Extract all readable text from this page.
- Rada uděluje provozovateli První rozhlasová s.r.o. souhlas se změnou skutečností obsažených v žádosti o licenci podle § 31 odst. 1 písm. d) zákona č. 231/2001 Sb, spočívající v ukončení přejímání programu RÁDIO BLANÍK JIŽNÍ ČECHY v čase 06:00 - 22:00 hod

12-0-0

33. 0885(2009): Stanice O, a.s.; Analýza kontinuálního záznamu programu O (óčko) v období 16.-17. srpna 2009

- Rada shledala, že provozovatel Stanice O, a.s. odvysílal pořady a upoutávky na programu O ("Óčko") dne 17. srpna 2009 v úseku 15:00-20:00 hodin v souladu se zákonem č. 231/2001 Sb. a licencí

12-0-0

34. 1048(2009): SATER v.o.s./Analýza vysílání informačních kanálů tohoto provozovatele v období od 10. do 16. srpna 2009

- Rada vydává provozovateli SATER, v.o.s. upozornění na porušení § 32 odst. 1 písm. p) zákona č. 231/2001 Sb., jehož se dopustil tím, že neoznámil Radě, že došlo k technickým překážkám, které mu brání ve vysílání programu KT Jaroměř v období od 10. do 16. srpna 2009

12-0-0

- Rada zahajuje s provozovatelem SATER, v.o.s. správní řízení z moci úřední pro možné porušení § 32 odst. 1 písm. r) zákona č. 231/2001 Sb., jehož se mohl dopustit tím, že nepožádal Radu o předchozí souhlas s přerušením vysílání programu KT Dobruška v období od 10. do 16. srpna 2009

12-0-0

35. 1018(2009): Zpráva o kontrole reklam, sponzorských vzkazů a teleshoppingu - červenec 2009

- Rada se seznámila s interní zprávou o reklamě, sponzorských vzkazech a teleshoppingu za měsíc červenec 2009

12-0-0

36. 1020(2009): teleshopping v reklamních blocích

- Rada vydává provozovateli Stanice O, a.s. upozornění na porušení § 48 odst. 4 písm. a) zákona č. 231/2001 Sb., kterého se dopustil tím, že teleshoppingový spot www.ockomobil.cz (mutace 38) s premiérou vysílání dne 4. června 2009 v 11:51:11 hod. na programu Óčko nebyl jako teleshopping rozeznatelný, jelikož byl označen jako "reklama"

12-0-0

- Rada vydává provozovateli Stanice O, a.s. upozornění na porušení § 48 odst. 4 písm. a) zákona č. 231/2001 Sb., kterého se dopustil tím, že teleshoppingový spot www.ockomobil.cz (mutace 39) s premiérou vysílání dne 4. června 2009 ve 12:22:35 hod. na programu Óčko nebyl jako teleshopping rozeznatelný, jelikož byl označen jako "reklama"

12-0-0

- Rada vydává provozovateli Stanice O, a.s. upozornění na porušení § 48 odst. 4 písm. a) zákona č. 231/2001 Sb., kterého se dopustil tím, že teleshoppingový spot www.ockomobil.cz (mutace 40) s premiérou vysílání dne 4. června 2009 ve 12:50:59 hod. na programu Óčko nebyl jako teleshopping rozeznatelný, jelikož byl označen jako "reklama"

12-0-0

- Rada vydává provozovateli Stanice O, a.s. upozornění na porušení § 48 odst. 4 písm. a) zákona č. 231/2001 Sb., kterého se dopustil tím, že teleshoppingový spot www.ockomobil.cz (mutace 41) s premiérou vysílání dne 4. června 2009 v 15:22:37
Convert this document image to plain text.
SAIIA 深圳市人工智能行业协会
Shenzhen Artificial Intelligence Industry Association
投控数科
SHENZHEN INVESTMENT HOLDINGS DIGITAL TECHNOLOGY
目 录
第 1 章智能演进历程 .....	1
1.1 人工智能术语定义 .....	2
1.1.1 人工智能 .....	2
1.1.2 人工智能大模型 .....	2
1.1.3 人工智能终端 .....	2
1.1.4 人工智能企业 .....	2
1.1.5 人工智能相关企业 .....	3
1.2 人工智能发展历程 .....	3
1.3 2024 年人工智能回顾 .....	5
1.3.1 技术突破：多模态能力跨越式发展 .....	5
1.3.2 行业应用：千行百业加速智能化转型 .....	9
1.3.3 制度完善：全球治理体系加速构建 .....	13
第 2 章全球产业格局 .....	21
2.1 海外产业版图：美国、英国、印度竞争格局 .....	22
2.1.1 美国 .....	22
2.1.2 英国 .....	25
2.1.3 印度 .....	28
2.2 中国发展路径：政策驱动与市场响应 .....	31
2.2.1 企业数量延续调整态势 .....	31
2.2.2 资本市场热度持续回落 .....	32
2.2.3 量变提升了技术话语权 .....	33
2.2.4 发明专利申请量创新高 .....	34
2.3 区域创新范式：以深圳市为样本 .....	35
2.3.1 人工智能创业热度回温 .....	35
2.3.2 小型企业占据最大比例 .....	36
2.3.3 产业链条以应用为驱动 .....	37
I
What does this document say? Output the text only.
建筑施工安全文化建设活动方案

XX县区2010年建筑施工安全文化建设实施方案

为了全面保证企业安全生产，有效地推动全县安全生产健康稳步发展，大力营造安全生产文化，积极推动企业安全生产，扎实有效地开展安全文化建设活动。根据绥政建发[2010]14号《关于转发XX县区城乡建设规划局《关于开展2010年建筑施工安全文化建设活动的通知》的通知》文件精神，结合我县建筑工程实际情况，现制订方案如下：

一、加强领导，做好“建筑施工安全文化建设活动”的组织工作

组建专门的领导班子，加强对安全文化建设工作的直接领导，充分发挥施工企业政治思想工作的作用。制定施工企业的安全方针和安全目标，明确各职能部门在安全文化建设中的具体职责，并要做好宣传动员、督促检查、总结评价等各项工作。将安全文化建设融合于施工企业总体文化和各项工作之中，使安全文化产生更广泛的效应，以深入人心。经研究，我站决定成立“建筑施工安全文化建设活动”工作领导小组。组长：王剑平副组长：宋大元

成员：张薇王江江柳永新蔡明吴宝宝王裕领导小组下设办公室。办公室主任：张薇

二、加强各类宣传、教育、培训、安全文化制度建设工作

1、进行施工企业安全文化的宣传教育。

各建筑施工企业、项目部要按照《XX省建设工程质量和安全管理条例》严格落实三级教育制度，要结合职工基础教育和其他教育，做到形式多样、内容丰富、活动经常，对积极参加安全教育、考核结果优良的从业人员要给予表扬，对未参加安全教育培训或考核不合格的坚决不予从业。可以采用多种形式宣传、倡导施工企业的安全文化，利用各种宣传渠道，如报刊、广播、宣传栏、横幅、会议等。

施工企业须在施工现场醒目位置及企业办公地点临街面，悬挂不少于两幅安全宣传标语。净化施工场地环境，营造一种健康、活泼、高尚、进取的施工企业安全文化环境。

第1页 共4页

■ **Goal**: Return exactly, and only, the line containing "What does this" and every line after it through the end of the material.

■ **Task response**:
What does this document say? Output the text only.
建筑施工安全文化建设活动方案

XX县区2010年建筑施工安全文化建设实施方案

为了全面保证企业安全生产，有效地推动全县安全生产健康稳步发展，大力营造安全生产文化，积极推动企业安全生产，扎实有效地开展安全文化建设活动。根据绥政建发[2010]14号《关于转发XX县区城乡建设规划局《关于开展2010年建筑施工安全文化建设活动的通知》的通知》文件精神，结合我县建筑工程实际情况，现制订方案如下：

一、加强领导，做好“建筑施工安全文化建设活动”的组织工作

组建专门的领导班子，加强对安全文化建设工作的直接领导，充分发挥施工企业政治思想工作的作用。制定施工企业的安全方针和安全目标，明确各职能部门在安全文化建设中的具体职责，并要做好宣传动员、督促检查、总结评价等各项工作。将安全文化建设融合于施工企业总体文化和各项工作之中，使安全文化产生更广泛的效应，以深入人心。经研究，我站决定成立“建筑施工安全文化建设活动”工作领导小组。组长：王剑平副组长：宋大元

成员：张薇王江江柳永新蔡明吴宝宝王裕领导小组下设办公室。办公室主任：张薇

二、加强各类宣传、教育、培训、安全文化制度建设工作

1、进行施工企业安全文化的宣传教育。

各建筑施工企业、项目部要按照《XX省建设工程质量和安全管理条例》严格落实三级教育制度，要结合职工基础教育和其他教育，做到形式多样、内容丰富、活动经常，对积极参加安全教育、考核结果优良的从业人员要给予表扬，对未参加安全教育培训或考核不合格的坚决不予从业。可以采用多种形式宣传、倡导施工企业的安全文化，利用各种宣传渠道，如报刊、广播、宣传栏、横幅、会议等。

施工企业须在施工现场醒目位置及企业办公地点临街面，悬挂不少于两幅安全宣传标语。净化施工场地环境，营造一种健康、活泼、高尚、进取的施工企业安全文化环境。

第1页 共4页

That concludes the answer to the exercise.